▶ [Instruction]: Pull every line containing "than" out of the material below.

[Items from a data source]

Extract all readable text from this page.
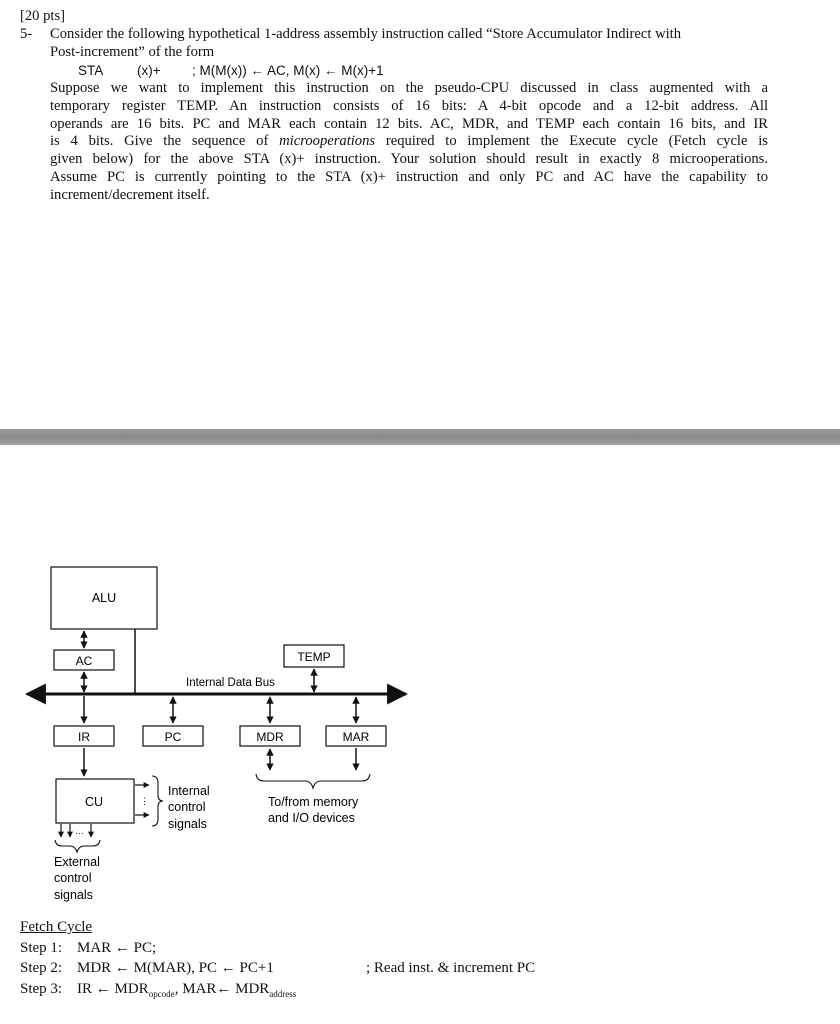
[20 pts]
5- Consider the following hypothetical 1-address assembly instruction called “Store Accumulator Indirect with
Post-increment” of the form
STA (x)+ ; M(M(x)) ← AC, M(x) ← M(x)+1
Suppose we want to implement this instruction on the pseudo-CPU discussed in class augmented with a
temporary register TEMP. An instruction consists of 16 bits: A 4-bit opcode and a 12-bit address. All
operands are 16 bits. PC and MAR each contain 12 bits. AC, MDR, and TEMP each contain 16 bits, and IR
is 4 bits. Give the sequence of microoperations required to implement the Execute cycle (Fetch cycle is
given below) for the above STA (x)+ instruction. Your solution should result in exactly 8 microoperations.
Assume PC is currently pointing to the STA (x)+ instruction and only PC and AC have the capability to
increment/decrement itself.
Internal Data Bus
ALU
AC	TEMP
IR	PC	MDR	MAR
To/from memory
and I/O devices
CU	⋮
Internal
control
signals
…
External
control
signals
Fetch Cycle
Step 1: MAR ← PC;
Step 2: MDR ← M(MAR), PC ← PC+1	; Read inst. & increment PC
Step 3: IR ← $MDR_{opcode}$, MAR← $MDR_{address}$
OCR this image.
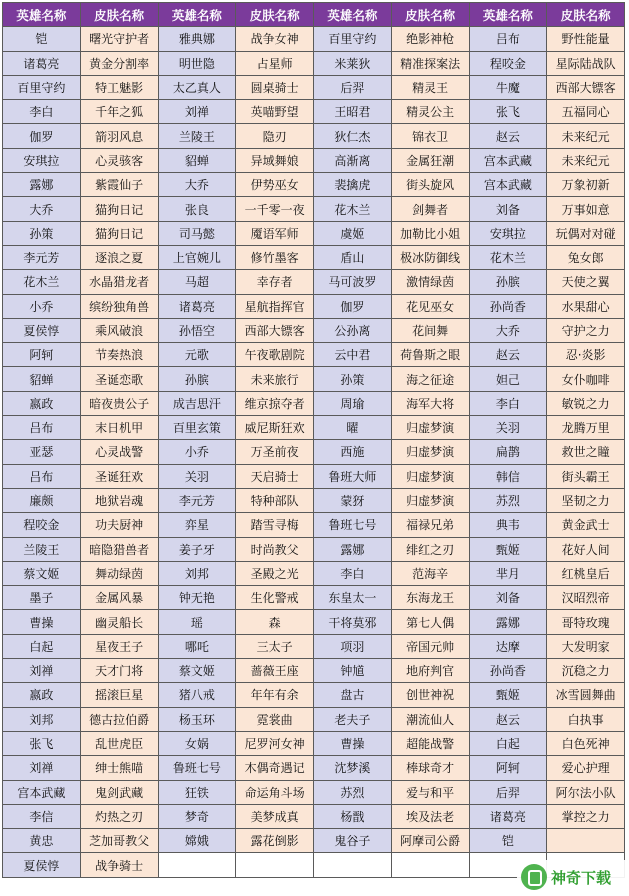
英雄名称	皮肤名称	英雄名称	皮肤名称	英雄名称	皮肤名称	英雄名称	皮肤名称
铠	曙光守护者	雅典娜	战争女神	百里守约	绝影神枪	吕布	野性能量
诸葛亮	黄金分割率	明世隐	占星师	米莱狄	精准探案法	程咬金	星际陆战队
百里守约	特工魅影	太乙真人	圆桌骑士	后羿	精灵王	牛魔	西部大镖客
李白	千年之狐	刘禅	英喵野望	王昭君	精灵公主	张飞	五福同心
伽罗	箭羽风息	兰陵王	隐刃	狄仁杰	锦衣卫	赵云	未来纪元
安琪拉	心灵骇客	貂蝉	异域舞娘	高渐离	金属狂潮	宫本武藏	未来纪元
露娜	紫霞仙子	大乔	伊势巫女	裴擒虎	街头旋风	宫本武藏	万象初新
大乔	猫狗日记	张良	一千零一夜	花木兰	剑舞者	刘备	万事如意
孙策	猫狗日记	司马懿	魇语军师	虞姬	加勒比小姐	安琪拉	玩偶对对碰
李元芳	逐浪之夏	上官婉儿	修竹墨客	盾山	极冰防御线	花木兰	兔女郎
花木兰	水晶猎龙者	马超	幸存者	马可波罗	激情绿茵	孙膑	天使之翼
小乔	缤纷独角兽	诸葛亮	星航指挥官	伽罗	花见巫女	孙尚香	水果甜心
夏侯惇	乘风破浪	孙悟空	西部大镖客	公孙离	花间舞	大乔	守护之力
阿轲	节奏热浪	元歌	午夜歌剧院	云中君	荷鲁斯之眼	赵云	忍·炎影
貂蝉	圣诞恋歌	孙膑	未来旅行	孙策	海之征途	妲己	女仆咖啡
嬴政	暗夜贵公子	成吉思汗	维京掠夺者	周瑜	海军大将	李白	敏锐之力
吕布	末日机甲	百里玄策	威尼斯狂欢	曜	归虚梦演	关羽	龙腾万里
亚瑟	心灵战警	小乔	万圣前夜	西施	归虚梦演	扁鹊	救世之瞳
吕布	圣诞狂欢	关羽	天启骑士	鲁班大师	归虚梦演	韩信	街头霸王
廉颇	地狱岩魂	李元芳	特种部队	蒙犽	归虚梦演	苏烈	坚韧之力
程咬金	功夫厨神	弈星	踏雪寻梅	鲁班七号	福禄兄弟	典韦	黄金武士
兰陵王	暗隐猎兽者	姜子牙	时尚教父	露娜	绯红之刃	甄姬	花好人间
蔡文姬	舞动绿茵	刘邦	圣殿之光	李白	范海辛	芈月	红桃皇后
墨子	金属风暴	钟无艳	生化警戒	东皇太一	东海龙王	刘备	汉昭烈帝
曹操	幽灵船长	瑶	森	干将莫邪	第七人偶	露娜	哥特玫瑰
白起	星夜王子	哪吒	三太子	项羽	帝国元帅	达摩	大发明家
刘禅	天才门将	蔡文姬	蔷薇王座	钟馗	地府判官	孙尚香	沉稳之力
嬴政	摇滚巨星	猪八戒	年年有余	盘古	创世神祝	甄姬	冰雪圆舞曲
刘邦	德古拉伯爵	杨玉环	霓裳曲	老夫子	潮流仙人	赵云	白执事
张飞	乱世虎臣	女娲	尼罗河女神	曹操	超能战警	白起	白色死神
刘禅	绅士熊喵	鲁班七号	木偶奇遇记	沈梦溪	棒球奇才	阿轲	爱心护理
宫本武藏	鬼剑武藏	狂铁	命运角斗场	苏烈	爱与和平	后羿	阿尔法小队
李信	灼热之刃	梦奇	美梦成真	杨戬	埃及法老	诸葛亮	掌控之力
黄忠	芝加哥教父	嫦娥	露花倒影	鬼谷子	阿摩司公爵	铠	
夏侯惇	战争骑士						
神奇下载
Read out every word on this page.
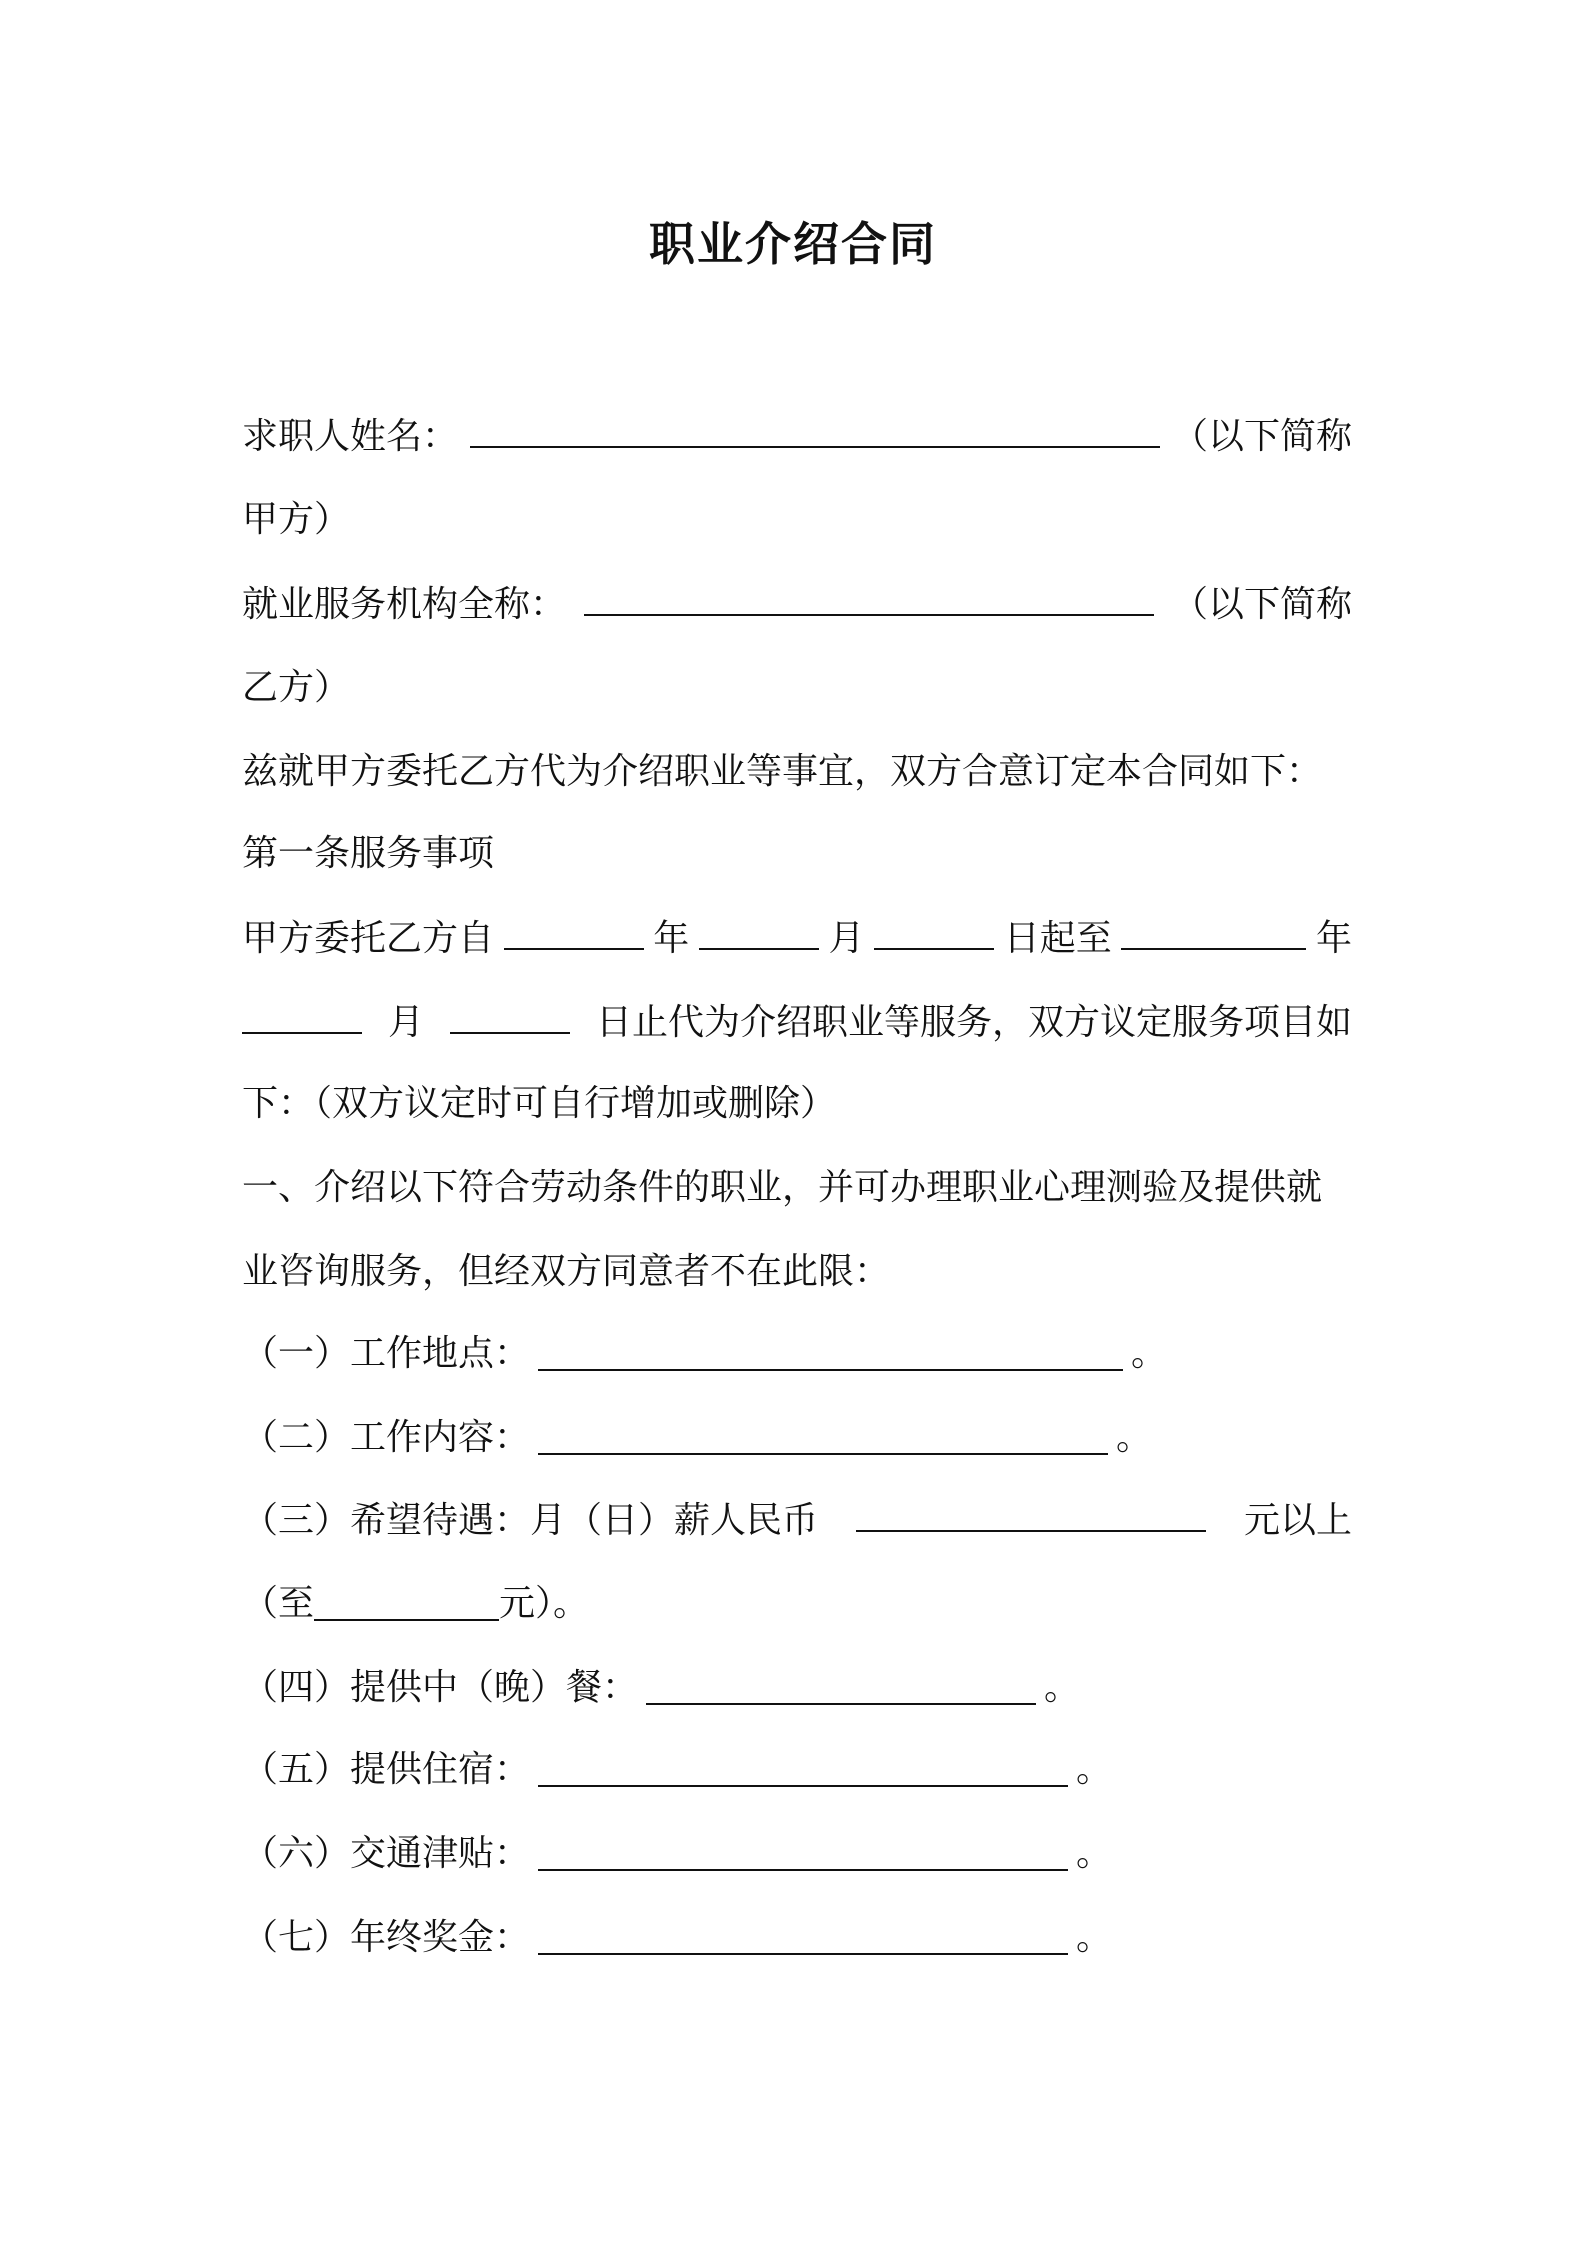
职业介绍合同
求职人姓名：	（以下简称
甲方）
就业服务机构全称：	（以下简称
乙方）
兹就甲方委托乙方代为介绍职业等事宜，双方合意订定本合同如下：
第一条服务事项
甲方委托乙方自	年	月	日起至	年
月	日止代为介绍职业等服务，双方议定服务项目如
下：（双方议定时可自行增加或删除）
一、介绍以下符合劳动条件的职业，并可办理职业心理测验及提供就
业咨询服务，但经双方同意者不在此限：
（一）工作地点：	。
（二）工作内容：	。
（三）希望待遇：月（日）薪人民币	元以上
（至	元）。
（四）提供中（晚）餐：	。
（五）提供住宿：	。
（六）交通津贴：	。
（七）年终奖金：	。
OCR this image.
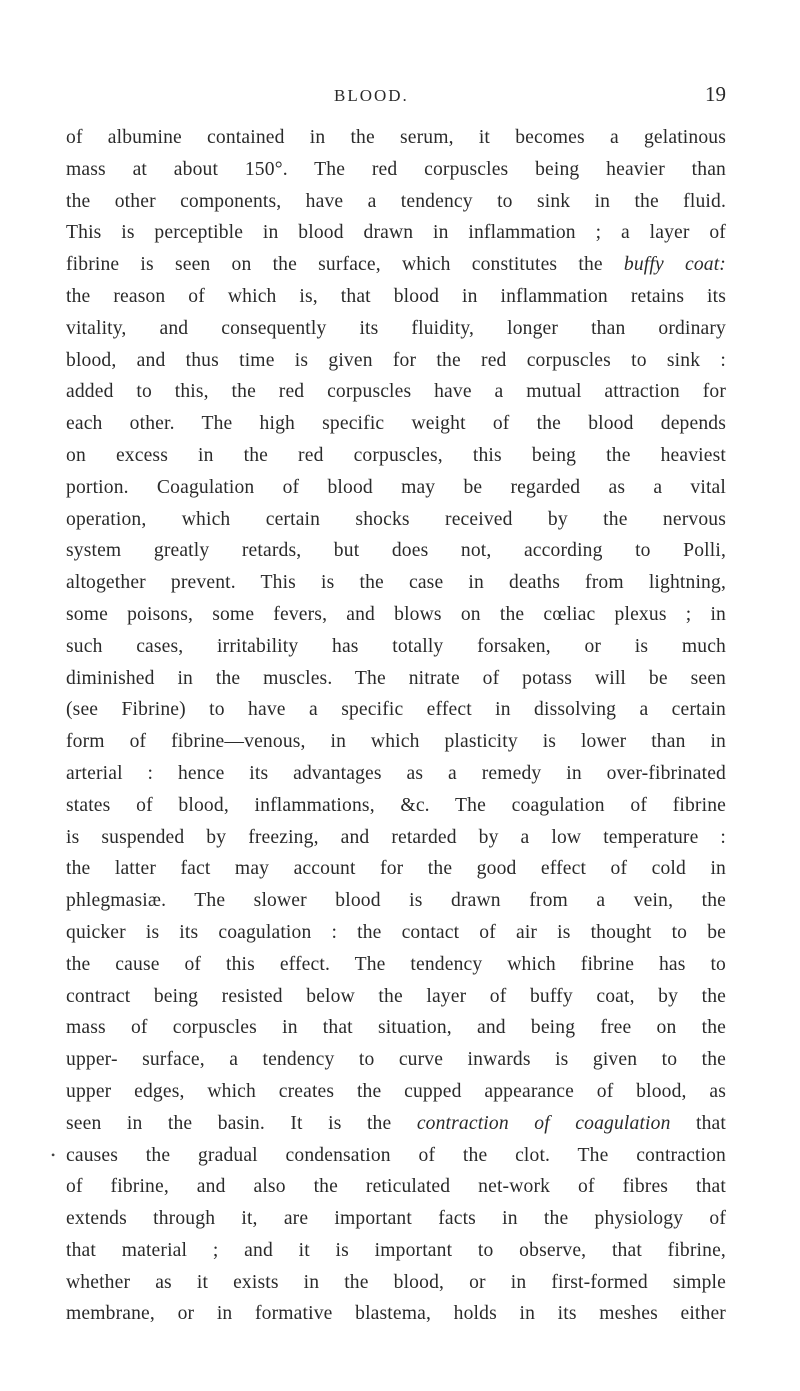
BLOOD.	19
of albumine contained in the serum, it becomes a gelatinous
mass at about 150°. The red corpuscles being heavier than
the other components, have a tendency to sink in the fluid.
This is perceptible in blood drawn in inflammation ; a layer of
fibrine is seen on the surface, which constitutes the buffy coat:
the reason of which is, that blood in inflammation retains its
vitality, and consequently its fluidity, longer than ordinary
blood, and thus time is given for the red corpuscles to sink :
added to this, the red corpuscles have a mutual attraction for
each other. The high specific weight of the blood depends
on excess in the red corpuscles, this being the heaviest
portion. Coagulation of blood may be regarded as a vital
operation, which certain shocks received by the nervous
system greatly retards, but does not, according to Polli,
altogether prevent. This is the case in deaths from lightning,
some poisons, some fevers, and blows on the cœliac plexus ; in
such cases, irritability has totally forsaken, or is much
diminished in the muscles. The nitrate of potass will be seen
(see Fibrine) to have a specific effect in dissolving a certain
form of fibrine—venous, in which plasticity is lower than in
arterial : hence its advantages as a remedy in over-fibrinated
states of blood, inflammations, &c. The coagulation of fibrine
is suspended by freezing, and retarded by a low temperature :
the latter fact may account for the good effect of cold in
phlegmasiæ. The slower blood is drawn from a vein, the
quicker is its coagulation : the contact of air is thought to be
the cause of this effect. The tendency which fibrine has to
contract being resisted below the layer of buffy coat, by the
mass of corpuscles in that situation, and being free on the
upper- surface, a tendency to curve inwards is given to the
upper edges, which creates the cupped appearance of blood, as
seen in the basin. It is the contraction of coagulation that
causes the gradual condensation of the clot. The contraction
•
of fibrine, and also the reticulated net-work of fibres that
extends through it, are important facts in the physiology of
that material ; and it is important to observe, that fibrine,
whether as it exists in the blood, or in first-formed simple
membrane, or in formative blastema, holds in its meshes either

▶ [Output of the exercise]:
mass at about 150°. The red corpuscles being heavier than
vitality, and consequently its fluidity, longer than ordinary
form of fibrine—venous, in which plasticity is lower than in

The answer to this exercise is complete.